- **SHORT TASK**:
Format the lines of the items below, from the line with "- data-point: [788, 42, 800, 53]" to the line with "- legend: Romania", both included, as a numbered list. Leave out any blank lines.
+ + + + + + +
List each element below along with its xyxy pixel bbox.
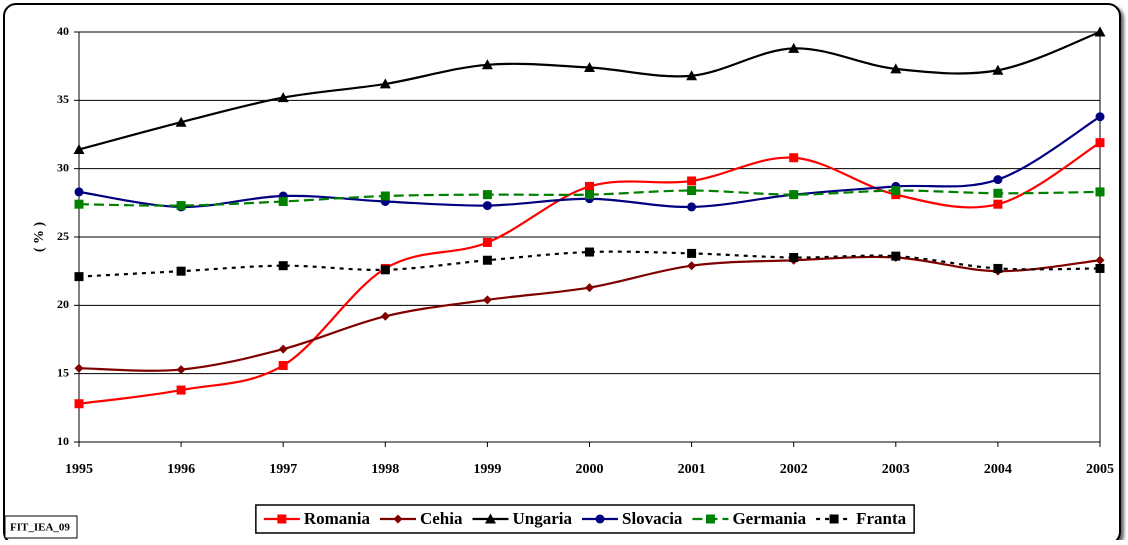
- data-point: [788, 42, 800, 53]
- data-point: [687, 202, 697, 212]
- x-tick-label: 2004: [984, 462, 1012, 477]
- data-point: [585, 283, 594, 293]
- legend: Romania Cehia Ungaria Slovacia Germania Frant…: [255, 504, 915, 534]
- legend-item: Slovacia: [581, 509, 683, 528]
- data-point: [1095, 187, 1105, 197]
- data-point: [176, 266, 186, 276]
- legend-item: Ungaria: [472, 509, 572, 528]
- data-point: [890, 63, 902, 74]
- data-point: [481, 59, 493, 70]
- data-point: [993, 199, 1003, 209]
- x-tick-label: 2005: [1086, 462, 1114, 477]
- data-point: [789, 153, 799, 163]
- x-tick-label: 2000: [576, 462, 604, 477]
- legend-item: Romania: [263, 509, 371, 528]
- data-point: [1095, 263, 1105, 273]
- data-point: [789, 190, 799, 200]
- data-point: [992, 64, 1004, 75]
- data-point: [175, 116, 187, 127]
- x-tick-label: 1997: [269, 462, 297, 477]
- data-point: [278, 344, 288, 354]
- x-tick-label: 1999: [473, 462, 501, 477]
- legend-label: Cehia: [420, 509, 463, 528]
- y-tick-label: 25: [57, 229, 69, 243]
- data-point: [278, 196, 288, 206]
- data-point: [687, 248, 697, 258]
- data-point: [1094, 26, 1106, 37]
- footnote: FIT_IEA_09: [10, 522, 70, 534]
- data-point: [1095, 138, 1105, 148]
- data-point: [176, 365, 186, 375]
- data-point: [482, 295, 492, 305]
- legend-item: Cehia: [379, 509, 463, 528]
- data-point: [380, 311, 390, 321]
- data-point: [74, 399, 84, 409]
- y-axis-label: ( % ): [32, 222, 47, 253]
- data-point: [789, 253, 799, 262]
- data-point: [993, 188, 1003, 198]
- legend-label: Germania: [732, 509, 806, 528]
- data-point: [687, 176, 697, 186]
- x-tick-label: 1995: [65, 462, 93, 477]
- series-line: [78, 250, 1101, 278]
- data-point: [891, 186, 901, 196]
- data-point: [74, 199, 84, 209]
- data-point: [687, 261, 697, 271]
- legend-label: Ungaria: [512, 509, 572, 528]
- data-point: [584, 62, 595, 73]
- data-point: [687, 186, 697, 196]
- data-point: [277, 92, 289, 103]
- data-point: [278, 360, 288, 370]
- legend-marker: [484, 513, 496, 524]
- y-tick-label: 30: [57, 160, 69, 174]
- legend-item: Germania: [692, 509, 807, 528]
- data-point: [380, 191, 390, 201]
- data-point: [176, 385, 186, 395]
- legend-item: Franta: [816, 509, 907, 528]
- x-tick-label: 2003: [882, 462, 910, 477]
- data-point: [1095, 112, 1105, 122]
- legend-label: Romania: [304, 509, 371, 528]
- data-point: [482, 255, 492, 265]
- data-point: [585, 247, 594, 257]
- data-point: [74, 363, 84, 373]
- legend-label: Franta: [856, 509, 907, 528]
- y-tick-label: 10: [57, 434, 69, 448]
- data-point: [482, 201, 492, 211]
- footnote-box: [4, 515, 78, 539]
- x-tick-label: 1996: [167, 462, 195, 477]
- data-point: [482, 237, 492, 247]
- data-point: [993, 175, 1003, 185]
- data-point: [74, 272, 84, 282]
- y-tick-label: 20: [57, 297, 69, 311]
- data-point: [73, 144, 85, 155]
- legend-marker: [829, 514, 839, 524]
- y-tick-label: 35: [57, 92, 69, 106]
- y-tick-label: 40: [57, 24, 69, 38]
- data-point: [585, 181, 594, 191]
- y-tick-label: 15: [57, 365, 69, 379]
- x-tick-label: 2002: [780, 462, 808, 477]
- data-point: [380, 265, 390, 275]
- data-point: [1095, 255, 1105, 265]
- data-point: [176, 201, 186, 211]
- data-point: [686, 70, 698, 81]
- x-tick-label: 2001: [678, 462, 706, 477]
- data-point: [278, 261, 288, 271]
- data-point: [891, 251, 901, 261]
- data-point: [379, 78, 391, 89]
- legend-label: Slovacia: [622, 509, 683, 528]
- data-point: [585, 190, 594, 200]
- data-point: [482, 190, 492, 200]
- data-point: [993, 263, 1003, 273]
- legend-marker: [595, 514, 605, 524]
- legend-marker: [277, 514, 287, 524]
- x-tick-label: 1998: [371, 462, 399, 477]
- legend-marker: [393, 514, 403, 524]
- legend-marker: [705, 514, 715, 524]
- data-point: [74, 187, 84, 197]
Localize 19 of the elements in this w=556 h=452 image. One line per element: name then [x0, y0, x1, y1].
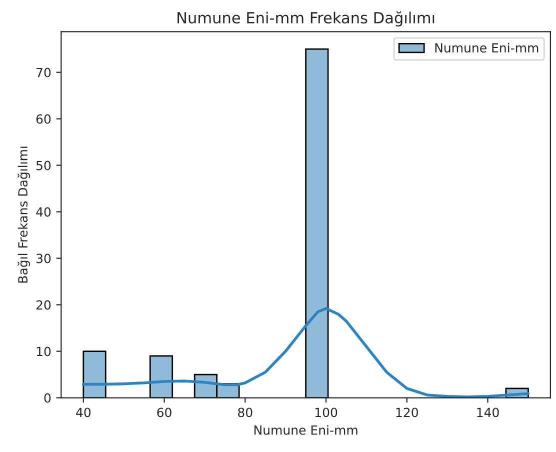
+ + + + + + +
- **REPLY TO THE TASK**:
1. - data-point: [788, 42, 800, 53]
2. - data-point: [687, 202, 697, 212]
3. - x-tick-label: 2004: [984, 462, 1012, 477]
4. - data-point: [585, 283, 594, 293]
5. - legend: Romania Cehia Ungaria Slovacia Germania Frant…: [255, 504, 915, 534]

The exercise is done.